## Task 1
Which sentences of the fermion-bag abstract mention the temporal lattice spacing ϵ? Quote the opening words of each.
## Task 2
Does each statement agree with the fermion-bag abstract? Answer yes or no, and quote the words that decide it.
(a) The new theories are constructed in continuous time.
(b) The study calculates the critical scaling of the staggered mass order parameter.
(c) The critical exponents from the two studies disagree.

## Document text
#####
Fermion-bag inspired Hamiltonian lattice field theory for fermionic quantum criticality
Emilie Huffman, Shailesh Chandrasekharan
Abstract
Motivated by the fermion-bag approach, we construct a new class of Hamiltonian lattice field theories that can help us to study fermionic quantum critical points, particularly those with four-fermion interactions. Although these theories are constructed in discrete time with a finite temporal lattice spacing $ϵ$, when $ϵ\ensuremath{\rightarrow}0$, conventional continuous-time Hamiltonian lattice field theories are recovered. The fermion-bag algorithms run relatively faster when $ϵ=1$ as compared to $ϵ\ensuremath{\rightarrow}0$ but still allow us to compute universal quantities near the quantum critical point even at such a large value of $ϵ$. As an example of this new approach, here we study the ${N}_{f}=1$ Gross-Neveu chiral-Ising universality class in $2+1$ dimensions by calculating the critical scaling of the staggered mass order parameter. We show that we are able to study lattice sizes up to ${100}^{2}$ sites when $ϵ=1$, while with comparable resources we can reach lattice sizes of only up to ${64}^{2}$ when $ϵ\ensuremath{\rightarrow}0$. The critical exponents obtained in both these studies match within errors.
#####
## Extracted entries
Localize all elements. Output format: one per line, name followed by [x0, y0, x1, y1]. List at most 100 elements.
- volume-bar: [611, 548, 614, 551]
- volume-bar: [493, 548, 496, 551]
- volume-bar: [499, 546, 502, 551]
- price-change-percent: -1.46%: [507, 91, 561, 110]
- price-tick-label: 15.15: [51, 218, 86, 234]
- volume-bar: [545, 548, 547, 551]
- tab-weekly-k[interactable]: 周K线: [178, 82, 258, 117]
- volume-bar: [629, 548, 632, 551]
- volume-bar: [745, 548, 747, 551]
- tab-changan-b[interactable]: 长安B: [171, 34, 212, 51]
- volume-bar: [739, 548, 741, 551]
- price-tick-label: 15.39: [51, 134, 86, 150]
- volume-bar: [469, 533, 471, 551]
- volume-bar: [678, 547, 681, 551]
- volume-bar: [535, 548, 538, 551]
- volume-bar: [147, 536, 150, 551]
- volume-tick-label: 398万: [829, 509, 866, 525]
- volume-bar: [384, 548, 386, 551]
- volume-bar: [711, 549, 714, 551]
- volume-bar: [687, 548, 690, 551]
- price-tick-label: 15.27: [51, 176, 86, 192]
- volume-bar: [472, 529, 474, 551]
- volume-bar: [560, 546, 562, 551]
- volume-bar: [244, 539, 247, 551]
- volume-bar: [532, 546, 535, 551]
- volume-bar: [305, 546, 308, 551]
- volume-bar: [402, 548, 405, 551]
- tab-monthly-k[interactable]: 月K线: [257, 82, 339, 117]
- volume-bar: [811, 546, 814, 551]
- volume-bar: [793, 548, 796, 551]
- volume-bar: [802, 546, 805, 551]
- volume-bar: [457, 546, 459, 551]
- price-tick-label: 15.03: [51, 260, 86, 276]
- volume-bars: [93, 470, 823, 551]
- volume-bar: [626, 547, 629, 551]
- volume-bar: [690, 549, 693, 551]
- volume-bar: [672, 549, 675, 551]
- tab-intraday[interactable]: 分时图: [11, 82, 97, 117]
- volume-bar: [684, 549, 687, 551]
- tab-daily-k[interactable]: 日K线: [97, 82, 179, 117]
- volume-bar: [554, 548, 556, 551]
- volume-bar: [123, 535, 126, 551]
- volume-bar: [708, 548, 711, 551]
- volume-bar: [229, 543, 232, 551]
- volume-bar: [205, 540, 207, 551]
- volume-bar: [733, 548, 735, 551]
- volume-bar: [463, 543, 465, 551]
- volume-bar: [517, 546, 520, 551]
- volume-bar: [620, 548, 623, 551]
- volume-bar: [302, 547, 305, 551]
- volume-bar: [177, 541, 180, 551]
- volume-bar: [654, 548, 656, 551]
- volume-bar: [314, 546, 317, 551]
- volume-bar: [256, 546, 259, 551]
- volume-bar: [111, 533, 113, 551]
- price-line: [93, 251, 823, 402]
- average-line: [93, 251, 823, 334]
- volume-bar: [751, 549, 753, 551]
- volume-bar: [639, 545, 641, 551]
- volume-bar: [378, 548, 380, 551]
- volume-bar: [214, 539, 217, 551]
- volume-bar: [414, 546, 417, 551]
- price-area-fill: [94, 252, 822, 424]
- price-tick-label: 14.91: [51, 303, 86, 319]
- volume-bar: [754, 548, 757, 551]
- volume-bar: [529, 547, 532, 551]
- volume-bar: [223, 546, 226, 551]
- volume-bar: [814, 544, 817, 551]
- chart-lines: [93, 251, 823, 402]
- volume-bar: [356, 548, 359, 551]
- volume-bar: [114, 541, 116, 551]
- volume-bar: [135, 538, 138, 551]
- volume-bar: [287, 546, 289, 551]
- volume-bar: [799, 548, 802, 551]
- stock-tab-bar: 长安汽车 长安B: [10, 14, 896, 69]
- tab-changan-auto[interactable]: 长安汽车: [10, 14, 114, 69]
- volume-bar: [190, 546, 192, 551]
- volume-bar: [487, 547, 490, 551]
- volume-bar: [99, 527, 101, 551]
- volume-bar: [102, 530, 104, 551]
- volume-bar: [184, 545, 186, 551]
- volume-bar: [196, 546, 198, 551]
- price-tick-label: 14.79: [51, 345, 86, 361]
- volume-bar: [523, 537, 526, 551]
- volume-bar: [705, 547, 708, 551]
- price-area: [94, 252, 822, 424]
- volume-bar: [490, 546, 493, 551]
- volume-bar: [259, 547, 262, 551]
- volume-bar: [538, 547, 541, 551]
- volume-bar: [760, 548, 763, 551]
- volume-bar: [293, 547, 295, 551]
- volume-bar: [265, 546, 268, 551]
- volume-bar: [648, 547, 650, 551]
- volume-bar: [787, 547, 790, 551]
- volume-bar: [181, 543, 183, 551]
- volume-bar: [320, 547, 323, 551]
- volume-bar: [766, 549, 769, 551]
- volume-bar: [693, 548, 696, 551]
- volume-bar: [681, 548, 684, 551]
#####
## Written answer 1
1. "Although these theories are constructed in discrete time"
2. "The fermion-bag algorithms run relatively faster"
3. "We show that we are able to study lattice sizes"

## Written answer 2
(a) No: "these theories are constructed in discrete time"
(b) Yes: "by calculating the critical scaling of the staggered mass order parameter"
(c) No: "The critical exponents obtained in both these studies match within errors."